Output the material as a numbered list, starting at the beginning of the material and ending at the line that contains "hainan [1135, 1117, 1209, 1176]", with both ends included. Omit blank lines.

[Extracted records]
________________________________________
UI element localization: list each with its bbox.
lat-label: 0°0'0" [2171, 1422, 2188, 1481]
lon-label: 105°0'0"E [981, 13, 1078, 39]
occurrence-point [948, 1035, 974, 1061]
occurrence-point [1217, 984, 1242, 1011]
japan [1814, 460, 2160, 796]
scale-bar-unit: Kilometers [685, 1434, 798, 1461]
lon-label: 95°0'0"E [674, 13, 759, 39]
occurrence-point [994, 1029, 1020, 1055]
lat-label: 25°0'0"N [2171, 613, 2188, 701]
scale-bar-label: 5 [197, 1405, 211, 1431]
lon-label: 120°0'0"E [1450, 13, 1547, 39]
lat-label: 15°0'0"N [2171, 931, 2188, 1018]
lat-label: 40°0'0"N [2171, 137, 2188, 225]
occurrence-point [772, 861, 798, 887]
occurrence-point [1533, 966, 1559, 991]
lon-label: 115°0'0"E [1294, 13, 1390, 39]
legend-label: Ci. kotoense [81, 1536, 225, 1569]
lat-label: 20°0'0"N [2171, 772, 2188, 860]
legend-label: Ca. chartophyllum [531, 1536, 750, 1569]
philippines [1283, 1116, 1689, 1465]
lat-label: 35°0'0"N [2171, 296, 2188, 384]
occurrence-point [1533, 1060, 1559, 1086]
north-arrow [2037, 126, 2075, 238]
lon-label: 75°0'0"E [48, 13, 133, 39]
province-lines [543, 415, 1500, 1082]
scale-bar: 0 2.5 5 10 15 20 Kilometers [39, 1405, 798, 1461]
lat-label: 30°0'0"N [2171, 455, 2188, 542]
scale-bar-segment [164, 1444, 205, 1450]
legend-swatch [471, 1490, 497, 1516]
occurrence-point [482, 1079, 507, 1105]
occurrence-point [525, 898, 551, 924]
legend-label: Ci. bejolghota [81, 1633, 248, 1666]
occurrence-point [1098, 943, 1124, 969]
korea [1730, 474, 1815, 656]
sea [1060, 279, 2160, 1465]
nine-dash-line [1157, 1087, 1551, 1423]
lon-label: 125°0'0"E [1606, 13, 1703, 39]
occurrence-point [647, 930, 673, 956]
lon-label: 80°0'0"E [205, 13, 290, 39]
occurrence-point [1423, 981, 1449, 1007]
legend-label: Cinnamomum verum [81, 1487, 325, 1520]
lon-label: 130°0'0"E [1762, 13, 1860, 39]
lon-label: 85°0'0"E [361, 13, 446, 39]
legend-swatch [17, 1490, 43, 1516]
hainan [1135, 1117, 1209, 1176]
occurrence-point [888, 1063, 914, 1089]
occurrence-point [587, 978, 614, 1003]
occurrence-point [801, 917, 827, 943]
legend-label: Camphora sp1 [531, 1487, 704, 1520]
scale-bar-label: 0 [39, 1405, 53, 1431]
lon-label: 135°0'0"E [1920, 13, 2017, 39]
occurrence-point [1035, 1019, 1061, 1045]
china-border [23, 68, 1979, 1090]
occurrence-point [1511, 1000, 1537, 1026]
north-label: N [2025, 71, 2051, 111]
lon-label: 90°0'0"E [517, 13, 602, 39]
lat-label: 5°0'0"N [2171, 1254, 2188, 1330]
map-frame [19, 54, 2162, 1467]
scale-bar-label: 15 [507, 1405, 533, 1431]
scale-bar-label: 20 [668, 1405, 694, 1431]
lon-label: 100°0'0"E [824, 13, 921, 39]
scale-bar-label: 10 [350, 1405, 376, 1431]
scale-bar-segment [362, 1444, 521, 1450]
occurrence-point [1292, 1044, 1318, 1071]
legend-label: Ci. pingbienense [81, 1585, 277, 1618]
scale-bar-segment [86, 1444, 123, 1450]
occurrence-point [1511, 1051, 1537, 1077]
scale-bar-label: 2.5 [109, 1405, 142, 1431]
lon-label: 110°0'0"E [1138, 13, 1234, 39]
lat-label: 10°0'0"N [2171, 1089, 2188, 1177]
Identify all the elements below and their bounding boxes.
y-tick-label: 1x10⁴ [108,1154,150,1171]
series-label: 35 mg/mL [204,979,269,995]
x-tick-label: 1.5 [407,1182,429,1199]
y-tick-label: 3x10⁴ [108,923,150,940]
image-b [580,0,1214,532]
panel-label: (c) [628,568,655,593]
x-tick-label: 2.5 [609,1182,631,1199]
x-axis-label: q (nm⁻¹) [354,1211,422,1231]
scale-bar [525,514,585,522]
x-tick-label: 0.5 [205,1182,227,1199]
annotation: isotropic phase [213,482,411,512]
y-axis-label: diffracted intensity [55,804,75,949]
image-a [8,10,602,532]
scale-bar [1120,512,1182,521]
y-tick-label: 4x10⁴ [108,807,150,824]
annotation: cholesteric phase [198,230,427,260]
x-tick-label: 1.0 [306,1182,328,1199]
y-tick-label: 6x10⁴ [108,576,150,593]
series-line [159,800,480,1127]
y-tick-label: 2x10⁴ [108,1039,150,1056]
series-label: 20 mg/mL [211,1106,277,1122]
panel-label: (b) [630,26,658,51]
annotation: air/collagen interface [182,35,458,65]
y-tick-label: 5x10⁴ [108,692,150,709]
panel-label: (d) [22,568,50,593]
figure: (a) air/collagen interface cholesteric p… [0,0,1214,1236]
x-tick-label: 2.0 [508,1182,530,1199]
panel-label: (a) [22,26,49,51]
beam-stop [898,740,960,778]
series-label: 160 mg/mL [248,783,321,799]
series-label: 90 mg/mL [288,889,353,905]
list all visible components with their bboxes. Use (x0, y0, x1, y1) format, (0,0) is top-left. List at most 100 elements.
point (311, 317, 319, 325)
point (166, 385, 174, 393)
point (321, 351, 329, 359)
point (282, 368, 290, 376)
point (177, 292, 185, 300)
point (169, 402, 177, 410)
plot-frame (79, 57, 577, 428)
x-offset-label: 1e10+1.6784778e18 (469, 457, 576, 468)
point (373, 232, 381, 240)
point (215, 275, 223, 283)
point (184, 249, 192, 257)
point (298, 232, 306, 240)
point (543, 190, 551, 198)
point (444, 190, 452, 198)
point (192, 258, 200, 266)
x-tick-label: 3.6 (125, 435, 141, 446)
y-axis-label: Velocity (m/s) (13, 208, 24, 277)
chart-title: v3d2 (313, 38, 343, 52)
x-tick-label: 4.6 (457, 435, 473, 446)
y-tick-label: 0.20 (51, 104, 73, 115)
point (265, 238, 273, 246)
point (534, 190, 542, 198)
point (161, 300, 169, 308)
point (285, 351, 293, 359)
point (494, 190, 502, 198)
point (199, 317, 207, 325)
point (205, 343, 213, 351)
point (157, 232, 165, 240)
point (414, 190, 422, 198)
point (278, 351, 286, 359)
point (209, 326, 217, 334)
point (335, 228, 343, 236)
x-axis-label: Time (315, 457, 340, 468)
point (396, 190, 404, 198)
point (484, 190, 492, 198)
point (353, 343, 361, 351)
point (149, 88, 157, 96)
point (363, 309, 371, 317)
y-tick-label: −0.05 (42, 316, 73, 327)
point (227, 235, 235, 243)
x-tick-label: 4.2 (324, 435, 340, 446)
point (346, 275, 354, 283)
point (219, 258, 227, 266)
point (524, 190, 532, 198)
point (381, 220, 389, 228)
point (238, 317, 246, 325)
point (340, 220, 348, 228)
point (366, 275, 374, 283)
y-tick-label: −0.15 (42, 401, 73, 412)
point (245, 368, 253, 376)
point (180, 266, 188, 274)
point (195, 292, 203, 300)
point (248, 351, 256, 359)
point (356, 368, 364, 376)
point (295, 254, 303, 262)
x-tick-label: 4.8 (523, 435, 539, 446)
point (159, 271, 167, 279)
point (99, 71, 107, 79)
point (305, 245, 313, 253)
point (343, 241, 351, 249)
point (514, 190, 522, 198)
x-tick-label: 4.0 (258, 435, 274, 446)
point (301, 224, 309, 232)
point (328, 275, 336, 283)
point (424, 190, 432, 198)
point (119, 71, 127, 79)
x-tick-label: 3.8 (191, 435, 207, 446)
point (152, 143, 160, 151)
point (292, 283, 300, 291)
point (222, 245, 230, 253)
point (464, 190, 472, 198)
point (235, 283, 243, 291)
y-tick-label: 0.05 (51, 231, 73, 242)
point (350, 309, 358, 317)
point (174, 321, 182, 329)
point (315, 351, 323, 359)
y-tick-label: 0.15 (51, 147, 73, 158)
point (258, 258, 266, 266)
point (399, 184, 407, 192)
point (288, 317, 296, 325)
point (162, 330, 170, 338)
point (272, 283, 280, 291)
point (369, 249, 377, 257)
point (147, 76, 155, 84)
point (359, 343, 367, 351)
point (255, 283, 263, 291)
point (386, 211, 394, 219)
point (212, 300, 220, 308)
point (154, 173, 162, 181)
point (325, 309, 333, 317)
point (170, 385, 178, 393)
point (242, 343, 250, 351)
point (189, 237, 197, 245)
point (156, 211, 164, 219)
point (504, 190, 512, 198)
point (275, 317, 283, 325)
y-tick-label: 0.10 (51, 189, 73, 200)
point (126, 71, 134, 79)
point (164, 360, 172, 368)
________________________________________
__Output for this task__:
1. UI element localization: list each with its bbox.
2. lat-label: 0°0'0" [2171, 1422, 2188, 1481]
3. lon-label: 105°0'0"E [981, 13, 1078, 39]
4. occurrence-point [948, 1035, 974, 1061]
5. occurrence-point [1217, 984, 1242, 1011]
6. japan [1814, 460, 2160, 796]
7. scale-bar-unit: Kilometers [685, 1434, 798, 1461]
8. lon-label: 95°0'0"E [674, 13, 759, 39]
9. occurrence-point [994, 1029, 1020, 1055]
10. lat-label: 25°0'0"N [2171, 613, 2188, 701]
11. scale-bar-label: 5 [197, 1405, 211, 1431]
12. lon-label: 120°0'0"E [1450, 13, 1547, 39]
13. lat-label: 15°0'0"N [2171, 931, 2188, 1018]
14. lat-label: 40°0'0"N [2171, 137, 2188, 225]
15. occurrence-point [772, 861, 798, 887]
16. occurrence-point [1533, 966, 1559, 991]
17. lon-label: 115°0'0"E [1294, 13, 1390, 39]
18. legend-label: Ci. kotoense [81, 1536, 225, 1569]
19. lat-label: 20°0'0"N [2171, 772, 2188, 860]
20. legend-label: Ca. chartophyllum [531, 1536, 750, 1569]
21. philippines [1283, 1116, 1689, 1465]
22. lat-label: 35°0'0"N [2171, 296, 2188, 384]
23. occurrence-point [1533, 1060, 1559, 1086]
24. north-arrow [2037, 126, 2075, 238]
25. lon-label: 75°0'0"E [48, 13, 133, 39]
26. province-lines [543, 415, 1500, 1082]
27. scale-bar: 0 2.5 5 10 15 20 Kilometers [39, 1405, 798, 1461]
28. lat-label: 30°0'0"N [2171, 455, 2188, 542]
29. scale-bar-segment [164, 1444, 205, 1450]
30. legend-swatch [471, 1490, 497, 1516]
31. occurrence-point [482, 1079, 507, 1105]
32. occurrence-point [525, 898, 551, 924]
33. legend-label: Ci. bejolghota [81, 1633, 248, 1666]
34. occurrence-point [1098, 943, 1124, 969]
35. korea [1730, 474, 1815, 656]
36. sea [1060, 279, 2160, 1465]
37. nine-dash-line [1157, 1087, 1551, 1423]
38. lon-label: 125°0'0"E [1606, 13, 1703, 39]
39. occurrence-point [647, 930, 673, 956]
40. lon-label: 80°0'0"E [205, 13, 290, 39]
41. occurrence-point [1423, 981, 1449, 1007]
42. legend-label: Cinnamomum verum [81, 1487, 325, 1520]
43. lon-label: 130°0'0"E [1762, 13, 1860, 39]
44. lon-label: 85°0'0"E [361, 13, 446, 39]
45. legend-swatch [17, 1490, 43, 1516]
46. hainan [1135, 1117, 1209, 1176]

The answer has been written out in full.